(Layout annotation data)
· · ·
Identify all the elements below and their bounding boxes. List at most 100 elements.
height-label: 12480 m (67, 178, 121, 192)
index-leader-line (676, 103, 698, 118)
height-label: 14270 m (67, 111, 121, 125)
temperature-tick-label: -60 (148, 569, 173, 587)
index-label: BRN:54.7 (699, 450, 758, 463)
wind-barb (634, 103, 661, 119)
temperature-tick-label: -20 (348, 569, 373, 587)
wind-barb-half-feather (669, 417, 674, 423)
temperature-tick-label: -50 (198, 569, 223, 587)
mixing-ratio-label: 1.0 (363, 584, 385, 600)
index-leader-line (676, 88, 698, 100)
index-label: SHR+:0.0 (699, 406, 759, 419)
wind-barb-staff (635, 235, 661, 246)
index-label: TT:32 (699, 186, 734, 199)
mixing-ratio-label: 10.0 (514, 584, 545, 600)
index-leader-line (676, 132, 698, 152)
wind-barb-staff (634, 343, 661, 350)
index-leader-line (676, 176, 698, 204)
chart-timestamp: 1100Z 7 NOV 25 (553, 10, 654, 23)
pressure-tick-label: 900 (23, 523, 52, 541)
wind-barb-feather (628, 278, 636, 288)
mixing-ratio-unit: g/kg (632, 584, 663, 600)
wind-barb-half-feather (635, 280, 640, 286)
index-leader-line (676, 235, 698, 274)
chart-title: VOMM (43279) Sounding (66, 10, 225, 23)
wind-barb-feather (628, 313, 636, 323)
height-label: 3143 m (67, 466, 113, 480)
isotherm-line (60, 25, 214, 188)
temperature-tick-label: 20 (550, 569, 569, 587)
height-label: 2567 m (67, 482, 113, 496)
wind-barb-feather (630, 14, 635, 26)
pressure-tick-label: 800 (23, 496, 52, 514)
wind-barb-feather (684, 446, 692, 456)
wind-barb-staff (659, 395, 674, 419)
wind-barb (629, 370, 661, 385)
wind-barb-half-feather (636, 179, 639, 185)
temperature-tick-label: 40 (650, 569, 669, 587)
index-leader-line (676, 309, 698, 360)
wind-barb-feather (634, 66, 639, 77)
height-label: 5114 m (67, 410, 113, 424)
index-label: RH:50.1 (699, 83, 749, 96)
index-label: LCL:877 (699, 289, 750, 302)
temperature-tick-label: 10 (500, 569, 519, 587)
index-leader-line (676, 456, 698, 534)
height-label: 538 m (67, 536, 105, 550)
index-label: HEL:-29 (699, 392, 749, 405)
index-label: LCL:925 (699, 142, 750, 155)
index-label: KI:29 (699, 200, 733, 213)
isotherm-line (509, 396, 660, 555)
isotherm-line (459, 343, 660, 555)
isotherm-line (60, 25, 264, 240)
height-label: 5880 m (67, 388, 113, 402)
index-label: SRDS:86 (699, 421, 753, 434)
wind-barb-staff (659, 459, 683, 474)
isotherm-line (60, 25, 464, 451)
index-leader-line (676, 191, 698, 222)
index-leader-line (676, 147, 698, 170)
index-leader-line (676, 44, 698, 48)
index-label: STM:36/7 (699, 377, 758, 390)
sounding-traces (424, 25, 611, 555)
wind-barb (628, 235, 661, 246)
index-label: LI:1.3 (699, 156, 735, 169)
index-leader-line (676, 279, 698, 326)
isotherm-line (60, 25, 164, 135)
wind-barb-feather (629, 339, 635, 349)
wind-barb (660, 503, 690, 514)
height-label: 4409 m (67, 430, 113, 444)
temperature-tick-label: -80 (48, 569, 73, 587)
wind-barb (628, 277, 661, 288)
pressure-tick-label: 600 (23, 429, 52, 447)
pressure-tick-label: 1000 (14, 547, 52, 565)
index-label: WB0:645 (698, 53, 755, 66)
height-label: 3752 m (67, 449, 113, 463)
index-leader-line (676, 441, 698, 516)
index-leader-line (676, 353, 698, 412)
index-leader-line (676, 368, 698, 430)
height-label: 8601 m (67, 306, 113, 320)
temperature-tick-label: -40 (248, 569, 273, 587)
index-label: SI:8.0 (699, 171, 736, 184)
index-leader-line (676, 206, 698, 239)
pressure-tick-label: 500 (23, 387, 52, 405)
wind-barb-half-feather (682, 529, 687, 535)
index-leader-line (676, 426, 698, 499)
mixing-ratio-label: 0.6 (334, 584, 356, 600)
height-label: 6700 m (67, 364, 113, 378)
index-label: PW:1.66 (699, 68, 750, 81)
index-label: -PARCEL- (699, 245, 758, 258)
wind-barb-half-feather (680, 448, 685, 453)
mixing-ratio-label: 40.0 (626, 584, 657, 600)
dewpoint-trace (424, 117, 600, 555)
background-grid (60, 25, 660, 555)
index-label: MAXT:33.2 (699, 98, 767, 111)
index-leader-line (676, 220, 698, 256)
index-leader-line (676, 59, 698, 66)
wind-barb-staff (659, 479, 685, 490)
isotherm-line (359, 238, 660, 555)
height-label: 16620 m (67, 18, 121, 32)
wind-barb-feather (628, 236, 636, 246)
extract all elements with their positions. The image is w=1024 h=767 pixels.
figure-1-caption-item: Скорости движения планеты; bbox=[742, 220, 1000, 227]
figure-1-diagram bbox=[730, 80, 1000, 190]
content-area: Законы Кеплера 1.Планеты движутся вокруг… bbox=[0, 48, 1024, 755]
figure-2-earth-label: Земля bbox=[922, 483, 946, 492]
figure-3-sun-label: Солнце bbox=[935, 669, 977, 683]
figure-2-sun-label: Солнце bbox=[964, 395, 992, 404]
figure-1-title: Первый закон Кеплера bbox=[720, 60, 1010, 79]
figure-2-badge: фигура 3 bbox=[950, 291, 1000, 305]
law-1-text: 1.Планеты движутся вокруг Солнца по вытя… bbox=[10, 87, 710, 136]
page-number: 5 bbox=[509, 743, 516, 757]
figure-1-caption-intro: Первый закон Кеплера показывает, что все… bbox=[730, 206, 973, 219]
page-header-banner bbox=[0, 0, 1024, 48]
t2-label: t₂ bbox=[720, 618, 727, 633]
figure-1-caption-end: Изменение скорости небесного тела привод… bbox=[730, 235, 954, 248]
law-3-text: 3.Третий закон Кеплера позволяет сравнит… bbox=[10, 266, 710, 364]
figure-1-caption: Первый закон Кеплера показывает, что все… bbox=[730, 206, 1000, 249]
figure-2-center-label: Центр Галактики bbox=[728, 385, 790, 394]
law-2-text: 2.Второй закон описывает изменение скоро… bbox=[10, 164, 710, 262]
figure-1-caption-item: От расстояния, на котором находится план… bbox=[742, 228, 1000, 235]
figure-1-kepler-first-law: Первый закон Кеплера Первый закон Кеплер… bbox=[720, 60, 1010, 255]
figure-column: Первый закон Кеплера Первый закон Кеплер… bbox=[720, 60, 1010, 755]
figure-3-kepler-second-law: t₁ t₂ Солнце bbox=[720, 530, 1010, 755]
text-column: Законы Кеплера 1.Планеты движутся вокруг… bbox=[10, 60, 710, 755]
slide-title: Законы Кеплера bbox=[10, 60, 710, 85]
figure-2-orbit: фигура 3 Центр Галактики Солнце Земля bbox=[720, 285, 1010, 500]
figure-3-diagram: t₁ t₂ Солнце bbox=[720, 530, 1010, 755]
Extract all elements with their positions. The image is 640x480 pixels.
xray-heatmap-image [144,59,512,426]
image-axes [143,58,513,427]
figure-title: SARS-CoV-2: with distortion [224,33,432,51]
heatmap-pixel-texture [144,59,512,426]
· · ·
**Challenge**
Lay out all of the entries above as a Markdown table with two columns, Row for the row number and Line for the line itself, leaving out any blank lines.

**Result of this exercise**
| Row | Line |
|---|---|
| 1 | Identify all the elements below and their bounding boxes. List at most 100 elements. |
| 2 | height-label: 12480 m (67, 178, 121, 192) |
| 3 | index-leader-line (676, 103, 698, 118) |
| 4 | height-label: 14270 m (67, 111, 121, 125) |
| 5 | temperature-tick-label: -60 (148, 569, 173, 587) |
| 6 | index-label: BRN:54.7 (699, 450, 758, 463) |
| 7 | wind-barb (634, 103, 661, 119) |
| 8 | temperature-tick-label: -20 (348, 569, 373, 587) |
| 9 | wind-barb-half-feather (669, 417, 674, 423) |
| 10 | temperature-tick-label: -50 (198, 569, 223, 587) |
| 11 | mixing-ratio-label: 1.0 (363, 584, 385, 600) |
| 12 | index-leader-line (676, 88, 698, 100) |
| 13 | index-label: SHR+:0.0 (699, 406, 759, 419) |
| 14 | wind-barb-staff (635, 235, 661, 246) |
| 15 | index-label: TT:32 (699, 186, 734, 199) |
| 16 | mixing-ratio-label: 10.0 (514, 584, 545, 600) |
| 17 | index-leader-line (676, 132, 698, 152) |
| 18 | wind-barb-staff (634, 343, 661, 350) |
| 19 | index-leader-line (676, 176, 698, 204) |
| 20 | chart-timestamp: 1100Z 7 NOV 25 (553, 10, 654, 23) |
| 21 | pressure-tick-label: 900 (23, 523, 52, 541) |
| 22 | wind-barb-feather (628, 278, 636, 288) |
| 23 | mixing-ratio-unit: g/kg (632, 584, 663, 600) |
| 24 | wind-barb-half-feather (635, 280, 640, 286) |
| 25 | index-leader-line (676, 235, 698, 274) |
| 26 | chart-title: VOMM (43279) Sounding (66, 10, 225, 23) |
| 27 | wind-barb-feather (628, 313, 636, 323) |
| 28 | height-label: 3143 m (67, 466, 113, 480) |
| 29 | isotherm-line (60, 25, 214, 188) |
| 30 | temperature-tick-label: 20 (550, 569, 569, 587) |
| 31 | height-label: 2567 m (67, 482, 113, 496) |
| 32 | wind-barb-feather (630, 14, 635, 26) |
| 33 | pressure-tick-label: 800 (23, 496, 52, 514) |
| 34 | wind-barb-feather (684, 446, 692, 456) |
| 35 | wind-barb-staff (659, 395, 674, 419) |
| 36 | wind-barb (629, 370, 661, 385) |
| 37 | wind-barb-half-feather (636, 179, 639, 185) |
| 38 | temperature-tick-label: 40 (650, 569, 669, 587) |
| 39 | index-leader-line (676, 309, 698, 360) |
| 40 | wind-barb-feather (634, 66, 639, 77) |
| 41 | height-label: 5114 m (67, 410, 113, 424) |
| 42 | index-label: RH:50.1 (699, 83, 749, 96) |
| 43 | index-label: LCL:877 (699, 289, 750, 302) |
| 44 | temperature-tick-label: 10 (500, 569, 519, 587) |
| 45 | index-leader-line (676, 456, 698, 534) |
| 46 | height-label: 538 m (67, 536, 105, 550) |
| 47 | index-label: HEL:-29 (699, 392, 749, 405) |
| 48 | index-label: LCL:925 (699, 142, 750, 155) |
| 49 | index-label: KI:29 (699, 200, 733, 213) |
| 50 | isotherm-line (509, 396, 660, 555) |
| 51 | isotherm-line (459, 343, 660, 555) |
| 52 | isotherm-line (60, 25, 264, 240) |
| 53 | height-label: 5880 m (67, 388, 113, 402) |
| 54 | index-label: SRDS:86 (699, 421, 753, 434) |
| 55 | wind-barb-staff (659, 459, 683, 474) |
| 56 | isotherm-line (60, 25, 464, 451) |
| 57 | index-leader-line (676, 191, 698, 222) |
| 58 | index-leader-line (676, 147, 698, 170) |
| 59 | index-leader-line (676, 44, 698, 48) |
| 60 | index-label: STM:36/7 (699, 377, 758, 390) |
| 61 | sounding-traces (424, 25, 611, 555) |
| 62 | wind-barb (628, 235, 661, 246) |
| 63 | index-label: LI:1.3 (699, 156, 735, 169) |
| 64 | index-leader-line (676, 279, 698, 326) |
| 65 | isotherm-line (60, 25, 164, 135) |
| 66 | wind-barb-feather (629, 339, 635, 349) |
| 67 | wind-barb (660, 503, 690, 514) |
| 68 | height-label: 4409 m (67, 430, 113, 444) |
| 69 | temperature-tick-label: -80 (48, 569, 73, 587) |
| 70 | wind-barb (628, 277, 661, 288) |
| 71 | pressure-tick-label: 600 (23, 429, 52, 447) |
| 72 | pressure-tick-label: 1000 (14, 547, 52, 565) |
| 73 | index-label: WB0:645 (698, 53, 755, 66) |
| 74 | height-label: 3752 m (67, 449, 113, 463) |
| 75 | index-leader-line (676, 441, 698, 516) |
| 76 | index-leader-line (676, 353, 698, 412) |
| 77 | index-leader-line (676, 368, 698, 430) |
| 78 | height-label: 8601 m (67, 306, 113, 320) |
| 79 | temperature-tick-label: -40 (248, 569, 273, 587) |
| 80 | index-label: SI:8.0 (699, 171, 736, 184) |
| 81 | index-leader-line (676, 206, 698, 239) |
| 82 | pressure-tick-label: 500 (23, 387, 52, 405) |
| 83 | wind-barb-half-feather (682, 529, 687, 535) |
| 84 | index-leader-line (676, 426, 698, 499) |
| 85 | mixing-ratio-label: 0.6 (334, 584, 356, 600) |
| 86 | height-label: 6700 m (67, 364, 113, 378) |
| 87 | index-label: PW:1.66 (699, 68, 750, 81) |
| 88 | index-label: -PARCEL- (699, 245, 758, 258) |
| 89 | wind-barb-half-feather (680, 448, 685, 453) |
| 90 | mixing-ratio-label: 40.0 (626, 584, 657, 600) |
| 91 | dewpoint-trace (424, 117, 600, 555) |
| 92 | background-grid (60, 25, 660, 555) |
| 93 | index-label: MAXT:33.2 (699, 98, 767, 111) |
| 94 | index-leader-line (676, 220, 698, 256) |
| 95 | index-leader-line (676, 59, 698, 66) |
| 96 | wind-barb-staff (659, 479, 685, 490) |
| 97 | isotherm-line (359, 238, 660, 555) |
| 98 | height-label: 16620 m (67, 18, 121, 32) |
| 99 | wind-barb-feather (628, 236, 636, 246) |
| 100 | extract all elements with their positions. The image is w=1024 h=767 pixels. |
| 101 | figure-1-caption-item: Скорости движения планеты; bbox=[742, 220, 1000, 227] |
| 102 | figure-1-diagram bbox=[730, 80, 1000, 190] |
| 103 | content-area: Законы Кеплера 1.Планеты движутся вокруг… bbox=[0, 48, 1024, 755] |
| 104 | figure-2-earth-label: Земля bbox=[922, 483, 946, 492] |
| 105 | figure-3-sun-label: Солнце bbox=[935, 669, 977, 683] |
| 106 | figure-2-sun-label: Солнце bbox=[964, 395, 992, 404] |
| 107 | figure-1-title: Первый закон Кеплера bbox=[720, 60, 1010, 79] |
| 108 | figure-2-badge: фигура 3 bbox=[950, 291, 1000, 305] |
| 109 | law-1-text: 1.Планеты движутся вокруг Солнца по вытя… bbox=[10, 87, 710, 136] |
| 110 | page-number: 5 bbox=[509, 743, 516, 757] |
| 111 | figure-1-caption-intro: Первый закон Кеплера показывает, что все… bbox=[730, 206, 973, 219] |
| 112 | page-header-banner bbox=[0, 0, 1024, 48] |
| 113 | t2-label: t₂ bbox=[720, 618, 727, 633] |
| 114 | figure-1-caption-end: Изменение скорости небесного тела привод… bbox=[730, 235, 954, 248] |
| 115 | law-3-text: 3.Третий закон Кеплера позволяет сравнит… bbox=[10, 266, 710, 364] |
| 116 | figure-1-caption: Первый закон Кеплера показывает, что все… bbox=[730, 206, 1000, 249] |
| 117 | figure-2-center-label: Центр Галактики bbox=[728, 385, 790, 394] |
| 118 | law-2-text: 2.Второй закон описывает изменение скоро… bbox=[10, 164, 710, 262] |
| 119 | figure-1-caption-item: От расстояния, на котором находится план… bbox=[742, 228, 1000, 235] |
| 120 | figure-1-kepler-first-law: Первый закон Кеплера Первый закон Кеплер… bbox=[720, 60, 1010, 255] |
| 121 | figure-column: Первый закон Кеплера Первый закон Кеплер… bbox=[720, 60, 1010, 755] |
| 122 | figure-3-kepler-second-law: t₁ t₂ Солнце bbox=[720, 530, 1010, 755] |
| 123 | text-column: Законы Кеплера 1.Планеты движутся вокруг… bbox=[10, 60, 710, 755] |
| 124 | slide-title: Законы Кеплера bbox=[10, 60, 710, 85] |
| 125 | figure-2-orbit: фигура 3 Центр Галактики Солнце Земля bbox=[720, 285, 1010, 500] |
| 126 | figure-3-diagram: t₁ t₂ Солнце bbox=[720, 530, 1010, 755] |
| 127 | Extract all elements with their positions. The image is 640x480 pixels. |
| 128 | xray-heatmap-image [144,59,512,426] |
| 129 | image-axes [143,58,513,427] |
| 130 | figure-title: SARS-CoV-2: with distortion [224,33,432,51] |
| 131 | heatmap-pixel-texture [144,59,512,426] |